Stored entries

──────────────────────────────

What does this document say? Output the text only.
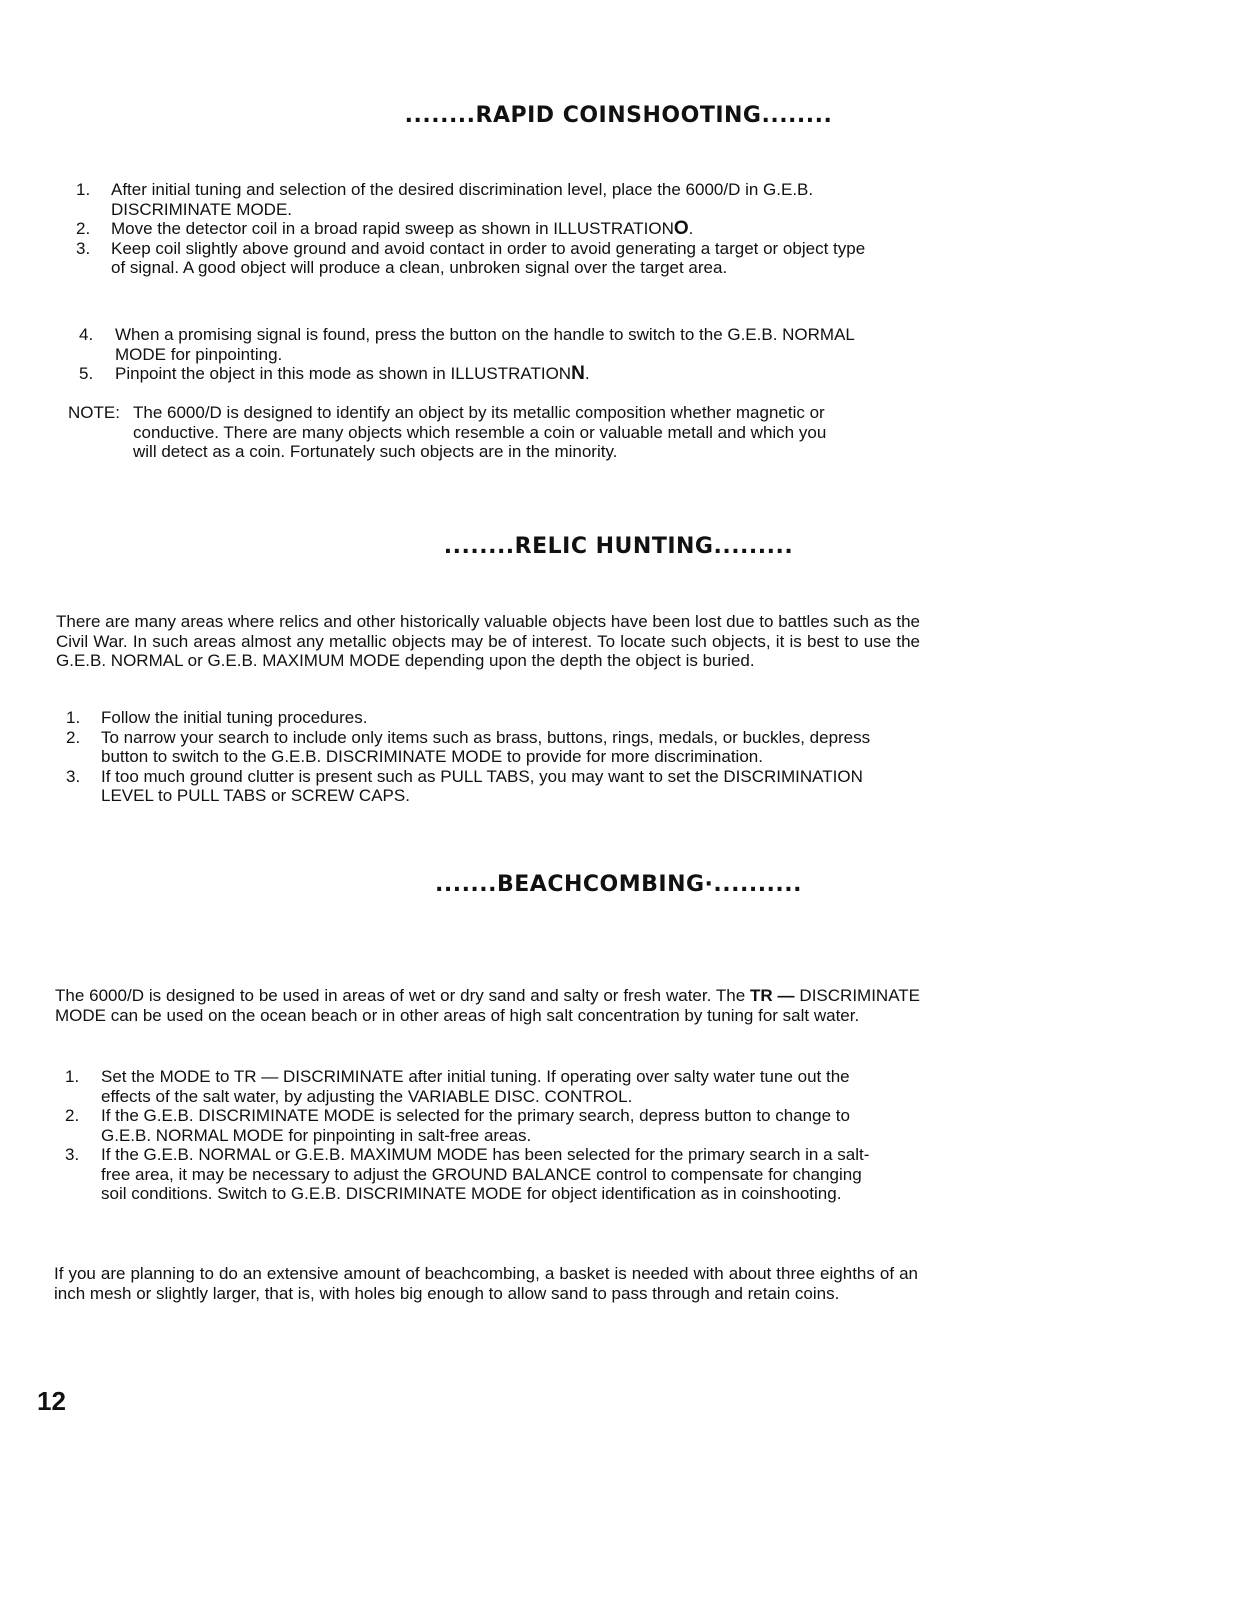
........RAPID COINSHOOTING........
1. After initial tuning and selection of the desired discrimination level, place the 6000/D in G.E.B. DISCRIMINATE MODE.
2. Move the detector coil in a broad rapid sweep as shown in ILLUSTRATIONO.
3. Keep coil slightly above ground and avoid contact in order to avoid generating a target or object type of signal. A good object will produce a clean, unbroken signal over the target area.
4. When a promising signal is found, press the button on the handle to switch to the G.E.B. NORMAL MODE for pinpointing.
5. Pinpoint the object in this mode as shown in ILLUSTRATIONN.
NOTE: The 6000/D is designed to identify an object by its metallic composition whether magnetic or conductive. There are many objects which resemble a coin or valuable metall and which you will detect as a coin. Fortunately such objects are in the minority.
........RELIC HUNTING.........
There are many areas where relics and other historically valuable objects have been lost due to battles such as the Civil War. In such areas almost any metallic objects may be of interest. To locate such objects, it is best to use the G.E.B. NORMAL or G.E.B. MAXIMUM MODE depending upon the depth the object is buried.
1. Follow the initial tuning procedures.
2. To narrow your search to include only items such as brass, buttons, rings, medals, or buckles, depress button to switch to the G.E.B. DISCRIMINATE MODE to provide for more discrimination.
3. If too much ground clutter is present such as PULL TABS, you may want to set the DISCRIMINATION LEVEL to PULL TABS or SCREW CAPS.
.......BEACHCOMBING·..........
The 6000/D is designed to be used in areas of wet or dry sand and salty or fresh water. The TR — DISCRIMINATE MODE can be used on the ocean beach or in other areas of high salt concentration by tuning for salt water.
1. Set the MODE to TR — DISCRIMINATE after initial tuning. If operating over salty water tune out the effects of the salt water, by adjusting the VARIABLE DISC. CONTROL.
2. If the G.E.B. DISCRIMINATE MODE is selected for the primary search, depress button to change to G.E.B. NORMAL MODE for pinpointing in salt-free areas.
3. If the G.E.B. NORMAL or G.E.B. MAXIMUM MODE has been selected for the primary search in a salt-free area, it may be necessary to adjust the GROUND BALANCE control to compensate for changing soil conditions. Switch to G.E.B. DISCRIMINATE MODE for object identification as in coinshooting.
If you are planning to do an extensive amount of beachcombing, a basket is needed with about three eighths of an inch mesh or slightly larger, that is, with holes big enough to allow sand to pass through and retain coins.
12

──────────────────────────────

**Exercise description**
Reproduce all of the data exactly; the pictures do not belong in the copy.

**Response to the task**
What does this document say? Output the text only.
........RAPID COINSHOOTING........
1. After initial tuning and selection of the desired discrimination level, place the 6000/D in G.E.B. DISCRIMINATE MODE.
2. Move the detector coil in a broad rapid sweep as shown in ILLUSTRATIONO.
3. Keep coil slightly above ground and avoid contact in order to avoid generating a target or object type of signal. A good object will produce a clean, unbroken signal over the target area.
4. When a promising signal is found, press the button on the handle to switch to the G.E.B. NORMAL MODE for pinpointing.
5. Pinpoint the object in this mode as shown in ILLUSTRATIONN.
NOTE: The 6000/D is designed to identify an object by its metallic composition whether magnetic or conductive. There are many objects which resemble a coin or valuable metall and which you will detect as a coin. Fortunately such objects are in the minority.
........RELIC HUNTING.........
There are many areas where relics and other historically valuable objects have been lost due to battles such as the Civil War. In such areas almost any metallic objects may be of interest. To locate such objects, it is best to use the G.E.B. NORMAL or G.E.B. MAXIMUM MODE depending upon the depth the object is buried.
1. Follow the initial tuning procedures.
2. To narrow your search to include only items such as brass, buttons, rings, medals, or buckles, depress button to switch to the G.E.B. DISCRIMINATE MODE to provide for more discrimination.
3. If too much ground clutter is present such as PULL TABS, you may want to set the DISCRIMINATION LEVEL to PULL TABS or SCREW CAPS.
.......BEACHCOMBING·..........
The 6000/D is designed to be used in areas of wet or dry sand and salty or fresh water. The TR — DISCRIMINATE MODE can be used on the ocean beach or in other areas of high salt concentration by tuning for salt water.
1. Set the MODE to TR — DISCRIMINATE after initial tuning. If operating over salty water tune out the effects of the salt water, by adjusting the VARIABLE DISC. CONTROL.
2. If the G.E.B. DISCRIMINATE MODE is selected for the primary search, depress button to change to G.E.B. NORMAL MODE for pinpointing in salt-free areas.
3. If the G.E.B. NORMAL or G.E.B. MAXIMUM MODE has been selected for the primary search in a salt-free area, it may be necessary to adjust the GROUND BALANCE control to compensate for changing soil conditions. Switch to G.E.B. DISCRIMINATE MODE for object identification as in coinshooting.
If you are planning to do an extensive amount of beachcombing, a basket is needed with about three eighths of an inch mesh or slightly larger, that is, with holes big enough to allow sand to pass through and retain coins.
12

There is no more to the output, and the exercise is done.